▶ _SOURCE TEXT_
--- START ---
Where is 10KW going to get reliably received, even DRM?
Not sure why the FCC would request the information it sought from the engineering firm and not the actual applicant. The engineering firm’s job is to build the signal. They’d have no involvement whatsoever in the programming end of things. And I doubt any professional engineering firm would build out the station with the knowledge that illegal activities were to take place on the signal. If they did, they’d likely have their reputation destroyed by the effort.
This has to be a bogus engineering firm set up by the applicant to get the station on the air. I hope the truth comes out and someone “WIPE’s” the floor with them.
The FCC queried the engineering firm because that is the official listed contact. Had the contact been the applicant’s law firm, they would have contacted the lawyers.
Cohen, Dippell & Everist is hardly a bogus outfit; they are likely Washington DC’s oldest broadcast engineering firm and probably one of the few with HF broadcast experience.
The FCC International Bureau has never expressed anything publicly about use of the DRM data channel for non-broadcast purposes. Maybe they will. Obviously others have raised issues.
Agreed, the PE firm is well-respected and unlikely to be aware of shenanigans – and wouldn’t risk its reputation for one client.
--- END ---
▶ _PROVIDED RECORDS_
--- START ---
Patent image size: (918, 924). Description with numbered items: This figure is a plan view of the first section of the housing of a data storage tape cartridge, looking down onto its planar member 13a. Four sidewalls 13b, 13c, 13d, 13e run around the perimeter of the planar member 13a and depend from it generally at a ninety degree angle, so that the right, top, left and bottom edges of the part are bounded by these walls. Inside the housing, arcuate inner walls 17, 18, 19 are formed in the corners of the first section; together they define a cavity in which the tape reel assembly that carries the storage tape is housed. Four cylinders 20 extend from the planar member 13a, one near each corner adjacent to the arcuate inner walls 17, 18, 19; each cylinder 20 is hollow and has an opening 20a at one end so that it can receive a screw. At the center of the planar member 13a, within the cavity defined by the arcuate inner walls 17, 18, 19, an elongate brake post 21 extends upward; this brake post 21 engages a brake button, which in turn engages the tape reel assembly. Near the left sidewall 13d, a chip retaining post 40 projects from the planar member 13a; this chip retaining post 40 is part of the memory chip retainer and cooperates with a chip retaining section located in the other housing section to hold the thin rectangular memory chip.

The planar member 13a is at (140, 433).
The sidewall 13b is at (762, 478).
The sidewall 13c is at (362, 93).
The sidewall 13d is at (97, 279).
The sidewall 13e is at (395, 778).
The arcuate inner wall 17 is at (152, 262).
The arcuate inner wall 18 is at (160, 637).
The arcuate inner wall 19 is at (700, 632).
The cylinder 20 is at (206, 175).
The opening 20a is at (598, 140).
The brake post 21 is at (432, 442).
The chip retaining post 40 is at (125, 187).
--- END ---
▶ _ACTIVITIES_
1 – Copy from the FCC comments, word for word, everything from "The FCC queried" down to "have raised issues.".
2 – Answer these questions using the FCC comments above:
(a) What power level does the first line ask about?
(b) According to the comments, why did the FCC query the engineering firm?
(c) What is the name of the engineering firm?
3 – Rewrite the paragraph of the FCC comments that begins "Not sure why the FCC would request" more briefly, keeping its main points.

▶ _TASK-BY-TASK SOLUTIONS_
1 –
The FCC queried the engineering firm because that is the official listed contact. Had the contact been the applicant’s law firm, they would have contacted the lawyers.
Cohen, Dippell & Everist is hardly a bogus outfit; they are likely Washington DC’s oldest broadcast engineering firm and probably one of the few with HF broadcast experience.
The FCC International Bureau has never expressed anything publicly about use of the DRM data channel for non-broadcast purposes. Maybe they will. Obviously others have raised issues.

2 –
(a) 10KW.
(b) The firm is the official listed contact.
(c) Cohen, Dippell & Everist.

3 – The writer wonders why the FCC asked the engineering firm instead of the applicant for information. The firm only builds the signal and has no part in programming. The writer doubts a professional firm would knowingly build a station for illegal use, since that would likely ruin its reputation.